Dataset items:
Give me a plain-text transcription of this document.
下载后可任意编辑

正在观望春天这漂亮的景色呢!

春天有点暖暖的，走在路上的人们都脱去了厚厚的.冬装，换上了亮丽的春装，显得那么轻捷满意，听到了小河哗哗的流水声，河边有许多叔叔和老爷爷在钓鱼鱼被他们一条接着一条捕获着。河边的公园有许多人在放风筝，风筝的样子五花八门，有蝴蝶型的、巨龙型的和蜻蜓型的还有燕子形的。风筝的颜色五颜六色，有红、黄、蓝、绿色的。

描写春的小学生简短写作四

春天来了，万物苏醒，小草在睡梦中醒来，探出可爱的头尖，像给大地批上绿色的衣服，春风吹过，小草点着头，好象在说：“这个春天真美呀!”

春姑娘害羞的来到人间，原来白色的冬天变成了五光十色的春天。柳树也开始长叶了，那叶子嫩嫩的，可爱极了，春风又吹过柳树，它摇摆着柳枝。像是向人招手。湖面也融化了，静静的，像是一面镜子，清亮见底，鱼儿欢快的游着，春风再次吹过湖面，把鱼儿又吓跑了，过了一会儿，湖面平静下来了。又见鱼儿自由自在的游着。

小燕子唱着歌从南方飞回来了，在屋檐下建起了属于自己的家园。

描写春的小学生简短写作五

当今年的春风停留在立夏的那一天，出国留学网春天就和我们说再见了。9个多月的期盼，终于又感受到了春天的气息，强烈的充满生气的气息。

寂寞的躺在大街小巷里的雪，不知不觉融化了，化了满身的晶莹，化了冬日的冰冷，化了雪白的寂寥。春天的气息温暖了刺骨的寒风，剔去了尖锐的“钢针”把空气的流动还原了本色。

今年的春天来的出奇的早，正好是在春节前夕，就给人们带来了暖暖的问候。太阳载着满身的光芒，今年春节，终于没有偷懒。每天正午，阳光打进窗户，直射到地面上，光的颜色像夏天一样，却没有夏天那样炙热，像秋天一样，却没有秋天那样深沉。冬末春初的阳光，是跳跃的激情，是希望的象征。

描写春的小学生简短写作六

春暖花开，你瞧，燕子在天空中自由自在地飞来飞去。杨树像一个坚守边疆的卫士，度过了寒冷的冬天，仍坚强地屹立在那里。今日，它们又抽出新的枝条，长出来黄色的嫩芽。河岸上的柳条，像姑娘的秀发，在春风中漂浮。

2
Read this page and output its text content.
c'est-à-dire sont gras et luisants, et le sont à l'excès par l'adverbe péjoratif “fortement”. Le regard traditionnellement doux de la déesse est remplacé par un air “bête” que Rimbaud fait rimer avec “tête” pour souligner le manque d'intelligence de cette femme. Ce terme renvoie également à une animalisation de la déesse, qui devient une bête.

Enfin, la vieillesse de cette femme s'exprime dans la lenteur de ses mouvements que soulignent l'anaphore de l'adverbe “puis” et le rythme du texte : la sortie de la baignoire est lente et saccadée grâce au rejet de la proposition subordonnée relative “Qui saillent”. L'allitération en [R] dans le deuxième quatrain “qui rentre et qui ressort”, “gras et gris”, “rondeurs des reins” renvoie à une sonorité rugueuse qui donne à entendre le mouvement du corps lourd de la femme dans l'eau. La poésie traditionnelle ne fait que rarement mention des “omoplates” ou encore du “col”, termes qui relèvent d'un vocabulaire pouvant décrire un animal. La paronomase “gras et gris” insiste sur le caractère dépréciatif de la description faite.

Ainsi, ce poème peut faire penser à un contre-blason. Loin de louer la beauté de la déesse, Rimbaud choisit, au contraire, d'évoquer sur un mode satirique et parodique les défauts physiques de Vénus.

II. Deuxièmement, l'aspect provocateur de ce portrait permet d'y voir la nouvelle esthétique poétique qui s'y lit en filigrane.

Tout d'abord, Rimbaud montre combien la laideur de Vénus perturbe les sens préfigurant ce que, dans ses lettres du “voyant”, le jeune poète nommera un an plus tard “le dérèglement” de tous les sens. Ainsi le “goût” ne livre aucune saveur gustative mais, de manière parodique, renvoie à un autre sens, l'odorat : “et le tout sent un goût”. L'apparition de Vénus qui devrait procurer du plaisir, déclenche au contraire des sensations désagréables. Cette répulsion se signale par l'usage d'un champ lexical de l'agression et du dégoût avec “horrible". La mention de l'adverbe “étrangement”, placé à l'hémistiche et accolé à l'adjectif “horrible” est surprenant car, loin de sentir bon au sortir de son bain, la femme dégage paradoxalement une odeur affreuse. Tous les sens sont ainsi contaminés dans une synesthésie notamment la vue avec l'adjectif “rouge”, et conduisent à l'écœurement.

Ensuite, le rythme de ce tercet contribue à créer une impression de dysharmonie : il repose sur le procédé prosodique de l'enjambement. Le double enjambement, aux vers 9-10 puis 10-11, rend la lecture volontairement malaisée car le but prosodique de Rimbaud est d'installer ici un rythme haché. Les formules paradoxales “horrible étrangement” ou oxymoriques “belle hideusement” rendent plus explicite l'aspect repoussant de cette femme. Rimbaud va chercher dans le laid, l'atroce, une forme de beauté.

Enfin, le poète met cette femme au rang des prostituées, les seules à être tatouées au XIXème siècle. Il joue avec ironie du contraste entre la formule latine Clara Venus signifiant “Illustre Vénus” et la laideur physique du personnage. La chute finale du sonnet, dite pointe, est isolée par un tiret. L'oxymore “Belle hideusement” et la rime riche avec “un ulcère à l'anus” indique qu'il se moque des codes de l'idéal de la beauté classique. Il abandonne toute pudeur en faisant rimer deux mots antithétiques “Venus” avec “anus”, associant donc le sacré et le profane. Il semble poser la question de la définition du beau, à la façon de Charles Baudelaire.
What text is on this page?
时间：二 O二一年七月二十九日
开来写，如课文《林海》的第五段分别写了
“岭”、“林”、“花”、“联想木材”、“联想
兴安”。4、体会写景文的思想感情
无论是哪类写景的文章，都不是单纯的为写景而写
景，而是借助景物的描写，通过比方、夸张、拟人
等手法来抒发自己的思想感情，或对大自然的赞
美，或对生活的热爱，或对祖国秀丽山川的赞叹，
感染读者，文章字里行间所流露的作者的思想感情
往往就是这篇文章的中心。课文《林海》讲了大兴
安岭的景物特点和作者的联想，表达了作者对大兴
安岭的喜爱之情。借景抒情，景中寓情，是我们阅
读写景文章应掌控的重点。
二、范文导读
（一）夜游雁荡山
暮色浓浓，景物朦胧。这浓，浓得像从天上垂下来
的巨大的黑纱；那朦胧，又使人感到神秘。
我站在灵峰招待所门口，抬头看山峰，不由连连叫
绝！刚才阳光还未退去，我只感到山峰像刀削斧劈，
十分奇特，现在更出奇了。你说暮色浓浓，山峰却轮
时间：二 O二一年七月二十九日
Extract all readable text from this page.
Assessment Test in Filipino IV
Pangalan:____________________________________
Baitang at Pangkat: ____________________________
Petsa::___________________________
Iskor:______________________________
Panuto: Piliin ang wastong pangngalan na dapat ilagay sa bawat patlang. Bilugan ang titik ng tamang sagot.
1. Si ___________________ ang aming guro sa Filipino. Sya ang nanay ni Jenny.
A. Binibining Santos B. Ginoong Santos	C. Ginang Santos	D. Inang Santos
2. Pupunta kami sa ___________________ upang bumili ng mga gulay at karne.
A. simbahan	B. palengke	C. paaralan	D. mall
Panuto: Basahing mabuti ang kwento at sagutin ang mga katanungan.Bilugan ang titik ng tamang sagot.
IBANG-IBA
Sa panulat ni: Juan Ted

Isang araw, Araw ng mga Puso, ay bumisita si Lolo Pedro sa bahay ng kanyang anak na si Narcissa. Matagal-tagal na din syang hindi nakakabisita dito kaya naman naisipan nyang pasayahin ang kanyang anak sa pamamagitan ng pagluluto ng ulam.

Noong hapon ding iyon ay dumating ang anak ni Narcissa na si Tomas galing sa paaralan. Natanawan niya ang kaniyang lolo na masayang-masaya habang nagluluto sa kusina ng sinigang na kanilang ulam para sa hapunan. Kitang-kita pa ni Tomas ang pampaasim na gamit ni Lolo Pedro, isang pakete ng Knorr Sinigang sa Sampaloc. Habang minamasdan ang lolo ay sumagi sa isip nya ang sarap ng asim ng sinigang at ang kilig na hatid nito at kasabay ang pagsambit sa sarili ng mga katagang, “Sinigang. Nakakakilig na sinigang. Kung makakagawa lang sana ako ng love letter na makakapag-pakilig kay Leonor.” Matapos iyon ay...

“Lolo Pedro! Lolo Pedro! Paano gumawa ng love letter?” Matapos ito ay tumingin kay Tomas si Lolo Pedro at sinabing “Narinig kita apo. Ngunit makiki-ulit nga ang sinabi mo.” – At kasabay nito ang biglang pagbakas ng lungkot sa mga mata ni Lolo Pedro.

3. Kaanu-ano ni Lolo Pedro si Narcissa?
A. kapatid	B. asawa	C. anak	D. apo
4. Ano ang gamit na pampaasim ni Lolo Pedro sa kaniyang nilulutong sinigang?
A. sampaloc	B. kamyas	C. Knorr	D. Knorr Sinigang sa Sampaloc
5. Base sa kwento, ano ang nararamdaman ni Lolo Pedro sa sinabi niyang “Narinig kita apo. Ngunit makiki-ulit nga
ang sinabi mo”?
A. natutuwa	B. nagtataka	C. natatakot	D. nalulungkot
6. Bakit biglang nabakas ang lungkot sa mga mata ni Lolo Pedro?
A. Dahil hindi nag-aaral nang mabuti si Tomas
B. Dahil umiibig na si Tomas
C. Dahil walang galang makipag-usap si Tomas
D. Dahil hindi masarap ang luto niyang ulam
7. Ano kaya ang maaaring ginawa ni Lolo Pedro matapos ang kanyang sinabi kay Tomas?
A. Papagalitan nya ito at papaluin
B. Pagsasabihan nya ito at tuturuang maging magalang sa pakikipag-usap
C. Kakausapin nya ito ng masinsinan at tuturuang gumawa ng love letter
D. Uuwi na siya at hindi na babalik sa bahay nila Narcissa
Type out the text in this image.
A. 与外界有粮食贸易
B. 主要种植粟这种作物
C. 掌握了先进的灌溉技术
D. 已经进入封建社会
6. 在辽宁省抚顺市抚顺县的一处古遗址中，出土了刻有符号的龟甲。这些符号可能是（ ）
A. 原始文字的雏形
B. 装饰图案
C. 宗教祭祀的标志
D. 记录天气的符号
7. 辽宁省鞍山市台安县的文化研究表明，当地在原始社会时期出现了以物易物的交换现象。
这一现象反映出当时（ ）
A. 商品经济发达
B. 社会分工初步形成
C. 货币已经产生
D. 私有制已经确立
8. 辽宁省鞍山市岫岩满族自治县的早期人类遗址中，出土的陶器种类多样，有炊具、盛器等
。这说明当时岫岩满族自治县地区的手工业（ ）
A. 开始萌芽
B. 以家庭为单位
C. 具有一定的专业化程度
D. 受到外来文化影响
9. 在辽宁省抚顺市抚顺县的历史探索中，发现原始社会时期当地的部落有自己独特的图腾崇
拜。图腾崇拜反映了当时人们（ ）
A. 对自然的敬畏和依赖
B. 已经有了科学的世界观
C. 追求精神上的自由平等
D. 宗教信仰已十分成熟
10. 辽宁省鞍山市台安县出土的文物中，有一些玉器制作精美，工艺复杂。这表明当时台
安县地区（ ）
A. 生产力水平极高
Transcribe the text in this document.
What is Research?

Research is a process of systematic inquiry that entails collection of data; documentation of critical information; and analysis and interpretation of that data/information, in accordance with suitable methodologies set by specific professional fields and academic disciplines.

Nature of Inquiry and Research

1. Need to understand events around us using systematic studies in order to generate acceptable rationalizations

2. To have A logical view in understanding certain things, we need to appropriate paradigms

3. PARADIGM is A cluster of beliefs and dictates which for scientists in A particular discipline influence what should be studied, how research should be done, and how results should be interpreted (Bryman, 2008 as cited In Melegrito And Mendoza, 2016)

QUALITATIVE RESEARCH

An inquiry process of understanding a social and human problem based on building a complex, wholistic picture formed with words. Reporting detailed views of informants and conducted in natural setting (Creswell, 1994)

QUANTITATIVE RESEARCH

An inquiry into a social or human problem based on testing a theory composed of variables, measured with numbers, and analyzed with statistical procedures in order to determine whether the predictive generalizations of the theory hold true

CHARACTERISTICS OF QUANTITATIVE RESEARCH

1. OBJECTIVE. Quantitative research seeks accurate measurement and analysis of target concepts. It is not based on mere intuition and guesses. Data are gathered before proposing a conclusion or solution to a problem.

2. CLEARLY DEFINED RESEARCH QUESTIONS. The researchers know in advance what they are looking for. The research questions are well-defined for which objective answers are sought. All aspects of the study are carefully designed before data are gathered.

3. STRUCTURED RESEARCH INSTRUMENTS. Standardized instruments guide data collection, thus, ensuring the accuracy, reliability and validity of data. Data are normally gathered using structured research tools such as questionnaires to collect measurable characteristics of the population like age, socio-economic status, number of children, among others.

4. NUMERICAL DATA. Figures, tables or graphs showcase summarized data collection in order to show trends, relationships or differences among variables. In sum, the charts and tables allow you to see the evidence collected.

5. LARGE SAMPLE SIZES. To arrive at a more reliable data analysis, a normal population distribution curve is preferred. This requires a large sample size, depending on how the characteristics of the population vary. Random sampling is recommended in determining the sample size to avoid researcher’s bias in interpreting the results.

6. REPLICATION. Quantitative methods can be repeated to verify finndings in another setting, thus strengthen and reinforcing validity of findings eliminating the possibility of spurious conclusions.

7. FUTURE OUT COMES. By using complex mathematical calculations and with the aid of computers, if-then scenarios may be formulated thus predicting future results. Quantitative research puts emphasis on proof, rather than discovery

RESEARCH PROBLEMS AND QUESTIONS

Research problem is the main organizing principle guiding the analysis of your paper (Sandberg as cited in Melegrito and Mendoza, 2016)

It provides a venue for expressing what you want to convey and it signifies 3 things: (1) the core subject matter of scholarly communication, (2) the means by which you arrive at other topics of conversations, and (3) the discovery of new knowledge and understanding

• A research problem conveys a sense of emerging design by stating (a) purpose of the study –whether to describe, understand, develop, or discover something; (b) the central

_Work to complete_:
Track down every line holding the string "pampaasim" and copy it.

_Worked answer_:
Noong hapon ding iyon ay dumating ang anak ni Narcissa na si Tomas galing sa paaralan. Natanawan niya ang kaniyang lolo na masayang-masaya habang nagluluto sa kusina ng sinigang na kanilang ulam para sa hapunan. Kitang-kita pa ni Tomas ang pampaasim na gamit ni Lolo Pedro, isang pakete ng Knorr Sinigang sa Sampaloc. Habang minamasdan ang lolo ay sumagi sa isip nya ang sarap ng asim ng sinigang at ang kilig na hatid nito at kasabay ang pagsambit sa sarili ng mga katagang, “Sinigang. Nakakakilig na sinigang. Kung makakagawa lang sana ako ng love letter na makakapag-pakilig kay Leonor.” Matapos iyon ay...
4. Ano ang gamit na pampaasim ni Lolo Pedro sa kaniyang nilulutong sinigang?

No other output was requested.